(Records from a collection)
═══

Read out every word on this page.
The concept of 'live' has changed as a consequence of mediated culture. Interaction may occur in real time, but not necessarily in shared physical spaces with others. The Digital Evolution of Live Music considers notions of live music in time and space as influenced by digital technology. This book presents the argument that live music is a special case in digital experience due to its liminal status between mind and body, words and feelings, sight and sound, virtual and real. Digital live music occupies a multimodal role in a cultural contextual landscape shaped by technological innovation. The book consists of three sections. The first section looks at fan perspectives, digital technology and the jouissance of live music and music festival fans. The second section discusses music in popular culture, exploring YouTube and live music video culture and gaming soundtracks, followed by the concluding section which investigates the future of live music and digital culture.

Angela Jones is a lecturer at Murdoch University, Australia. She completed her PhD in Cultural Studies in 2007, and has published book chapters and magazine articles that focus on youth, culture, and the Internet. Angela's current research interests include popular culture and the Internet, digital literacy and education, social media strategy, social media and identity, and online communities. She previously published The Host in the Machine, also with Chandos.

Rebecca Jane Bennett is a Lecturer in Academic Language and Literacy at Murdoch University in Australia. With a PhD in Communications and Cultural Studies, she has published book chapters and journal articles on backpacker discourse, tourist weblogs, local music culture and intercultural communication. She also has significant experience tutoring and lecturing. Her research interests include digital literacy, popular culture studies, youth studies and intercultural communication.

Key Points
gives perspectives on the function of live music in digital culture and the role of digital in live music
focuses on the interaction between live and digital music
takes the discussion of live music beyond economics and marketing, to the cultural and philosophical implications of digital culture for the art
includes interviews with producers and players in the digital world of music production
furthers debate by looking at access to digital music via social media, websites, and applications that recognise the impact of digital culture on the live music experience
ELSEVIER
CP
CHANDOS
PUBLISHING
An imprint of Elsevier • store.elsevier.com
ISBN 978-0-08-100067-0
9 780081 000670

═══

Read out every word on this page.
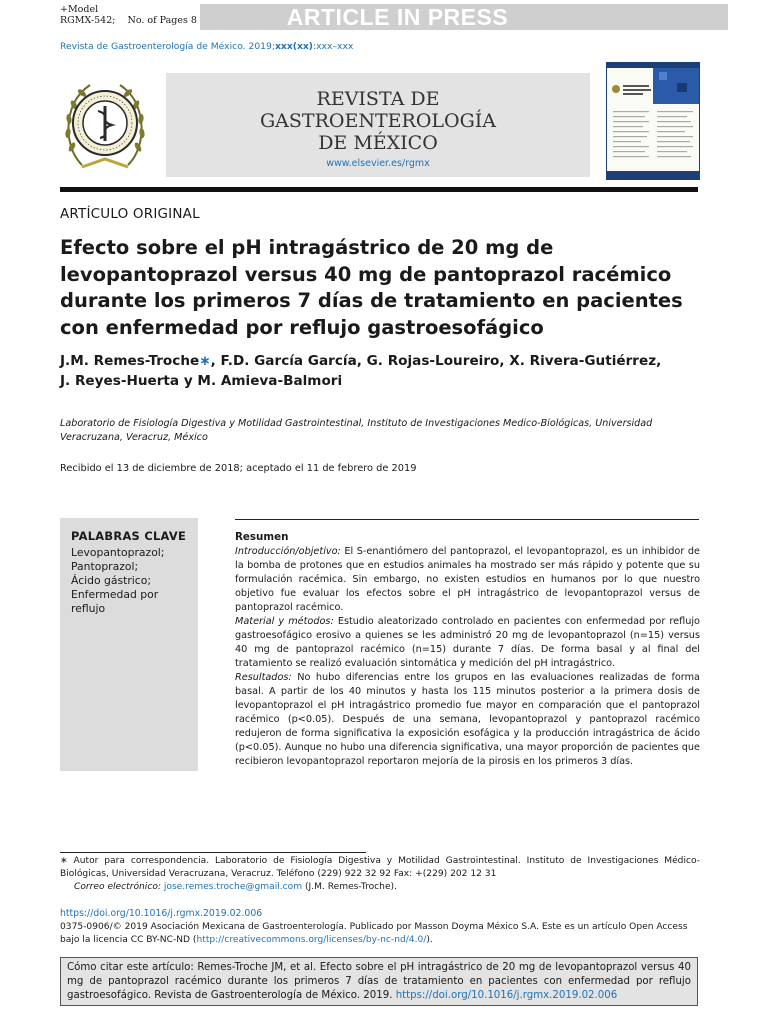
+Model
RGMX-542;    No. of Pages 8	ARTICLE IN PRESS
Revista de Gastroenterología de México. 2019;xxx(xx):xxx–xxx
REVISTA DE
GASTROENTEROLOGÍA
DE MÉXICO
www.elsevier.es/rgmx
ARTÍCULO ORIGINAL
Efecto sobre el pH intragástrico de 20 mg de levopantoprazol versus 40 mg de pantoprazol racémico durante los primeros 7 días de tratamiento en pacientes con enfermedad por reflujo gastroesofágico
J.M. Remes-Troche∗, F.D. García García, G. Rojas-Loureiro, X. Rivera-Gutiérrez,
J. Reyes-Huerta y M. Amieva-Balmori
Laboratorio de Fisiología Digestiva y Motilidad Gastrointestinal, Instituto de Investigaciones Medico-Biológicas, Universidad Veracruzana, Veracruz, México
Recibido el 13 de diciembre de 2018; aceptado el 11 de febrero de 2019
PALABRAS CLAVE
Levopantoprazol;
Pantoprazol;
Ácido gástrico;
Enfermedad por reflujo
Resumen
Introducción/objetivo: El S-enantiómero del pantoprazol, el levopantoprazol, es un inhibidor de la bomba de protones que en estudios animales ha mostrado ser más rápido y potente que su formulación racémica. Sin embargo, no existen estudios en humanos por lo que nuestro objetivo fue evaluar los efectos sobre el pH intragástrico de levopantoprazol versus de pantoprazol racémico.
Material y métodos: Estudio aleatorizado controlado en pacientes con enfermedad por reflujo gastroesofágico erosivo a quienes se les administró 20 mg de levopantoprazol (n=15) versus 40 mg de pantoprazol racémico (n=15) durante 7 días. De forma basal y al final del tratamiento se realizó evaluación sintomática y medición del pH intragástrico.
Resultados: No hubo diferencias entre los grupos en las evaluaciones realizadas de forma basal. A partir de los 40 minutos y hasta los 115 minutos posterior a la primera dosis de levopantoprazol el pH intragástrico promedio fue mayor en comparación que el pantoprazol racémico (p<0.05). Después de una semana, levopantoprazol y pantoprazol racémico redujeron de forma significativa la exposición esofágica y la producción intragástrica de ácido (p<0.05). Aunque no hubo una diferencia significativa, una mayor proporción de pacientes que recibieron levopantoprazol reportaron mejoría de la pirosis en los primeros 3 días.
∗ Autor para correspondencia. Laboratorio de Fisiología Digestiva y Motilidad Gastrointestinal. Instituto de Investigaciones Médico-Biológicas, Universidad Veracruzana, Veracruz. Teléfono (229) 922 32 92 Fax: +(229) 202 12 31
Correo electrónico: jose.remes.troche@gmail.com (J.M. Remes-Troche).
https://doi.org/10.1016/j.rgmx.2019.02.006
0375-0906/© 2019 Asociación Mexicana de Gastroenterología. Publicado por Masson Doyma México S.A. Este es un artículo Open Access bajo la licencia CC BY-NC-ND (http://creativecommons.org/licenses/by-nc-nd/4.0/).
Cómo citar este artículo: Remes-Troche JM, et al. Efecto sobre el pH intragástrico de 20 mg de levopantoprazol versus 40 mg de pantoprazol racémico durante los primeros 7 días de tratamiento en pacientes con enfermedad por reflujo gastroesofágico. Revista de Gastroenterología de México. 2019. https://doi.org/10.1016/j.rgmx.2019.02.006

═══

Find the word "Digestiva" in the data and copy out each line where it turns up.

◆ **The solution**
Laboratorio de Fisiología Digestiva y Motilidad Gastrointestinal, Instituto de Investigaciones Medico-Biológicas, Universidad Veracruzana, Veracruz, México
∗ Autor para correspondencia. Laboratorio de Fisiología Digestiva y Motilidad Gastrointestinal. Instituto de Investigaciones Médico-Biológicas, Universidad Veracruzana, Veracruz. Teléfono (229) 922 32 92 Fax: +(229) 202 12 31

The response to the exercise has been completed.